**Exercise**
Gather every line in the records below that contains the string "series", and copy each one in full.

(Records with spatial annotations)
[Begin]
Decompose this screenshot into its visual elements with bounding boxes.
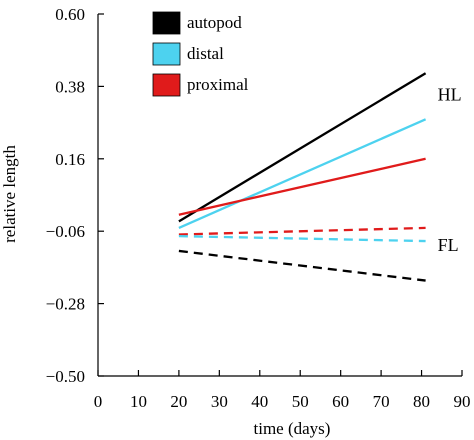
legend-label-proximal: proximal bbox=[187, 75, 249, 94]
series-lines bbox=[178, 72, 427, 282]
y-ticks: 0.60 0.38 0.16 −0.06 −0.28 −0.50 bbox=[46, 5, 104, 386]
y-axis-label: relative length bbox=[0, 145, 19, 243]
group-label-hl: HL bbox=[438, 84, 462, 104]
legend: autopod distal proximal bbox=[152, 11, 249, 97]
y-tick-label: −0.28 bbox=[46, 295, 85, 314]
x-tick-label: 20 bbox=[170, 392, 187, 411]
series-line-fl-autopod bbox=[178, 249, 426, 282]
y-tick-label: 0.38 bbox=[55, 77, 85, 96]
series-line-hl-distal bbox=[178, 118, 427, 229]
series-line-fl-distal bbox=[178, 234, 426, 243]
x-tick-label: 70 bbox=[373, 392, 390, 411]
x-tick-label: 80 bbox=[413, 392, 430, 411]
x-tick-label: 0 bbox=[94, 392, 103, 411]
x-tick-label: 90 bbox=[454, 392, 471, 411]
x-tick-label: 40 bbox=[251, 392, 268, 411]
x-tick-label: 50 bbox=[292, 392, 309, 411]
y-tick-label: 0.16 bbox=[55, 150, 85, 169]
series-line-hl-autopod bbox=[178, 72, 427, 223]
legend-label-distal: distal bbox=[187, 44, 224, 63]
series-line-hl-proximal bbox=[178, 157, 426, 216]
x-tick-label: 60 bbox=[332, 392, 349, 411]
x-ticks: 0 10 20 30 40 50 60 70 80 90 bbox=[94, 370, 471, 411]
legend-swatch-distal bbox=[152, 42, 181, 66]
y-tick-label: −0.50 bbox=[46, 367, 85, 386]
x-axis-label: time (days) bbox=[254, 419, 331, 438]
legend-swatch-proximal bbox=[152, 73, 181, 97]
group-label-fl: FL bbox=[438, 235, 459, 255]
x-tick-label: 30 bbox=[211, 392, 228, 411]
series-line-fl-proximal bbox=[178, 226, 426, 236]
legend-label-autopod: autopod bbox=[187, 13, 242, 32]
legend-swatch-autopod bbox=[152, 11, 181, 35]
y-tick-label: −0.06 bbox=[46, 222, 85, 241]
y-tick-label: 0.60 bbox=[55, 5, 85, 24]
axes bbox=[97, 14, 462, 377]
x-tick-label: 10 bbox=[130, 392, 147, 411]
group-labels: HL FL bbox=[438, 84, 462, 255]
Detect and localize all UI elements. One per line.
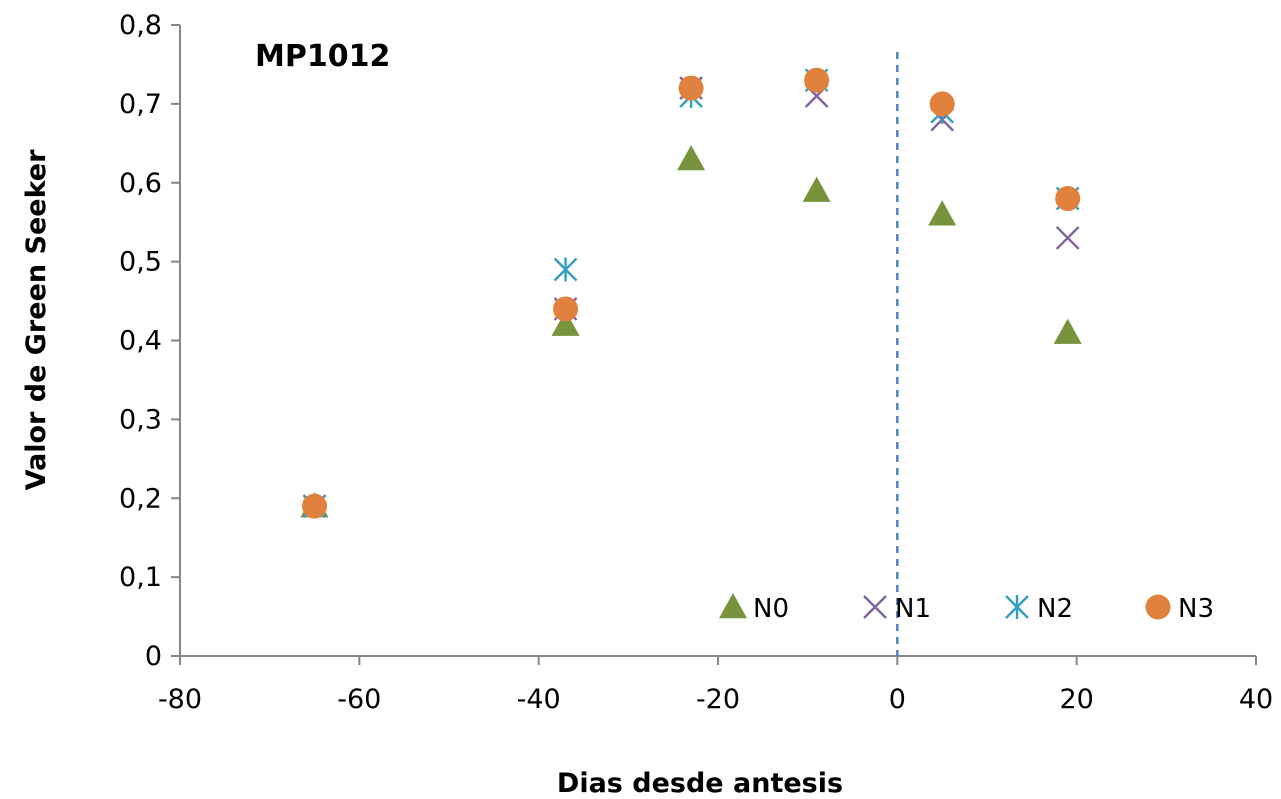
[End]
**Task output**
series-lines bbox=[178, 72, 427, 282]
series-line-fl-autopod bbox=[178, 249, 426, 282]
series-line-hl-distal bbox=[178, 118, 427, 229]
series-line-fl-distal bbox=[178, 234, 426, 243]
series-line-hl-autopod bbox=[178, 72, 427, 223]
series-line-hl-proximal bbox=[178, 157, 426, 216]
series-line-fl-proximal bbox=[178, 226, 426, 236]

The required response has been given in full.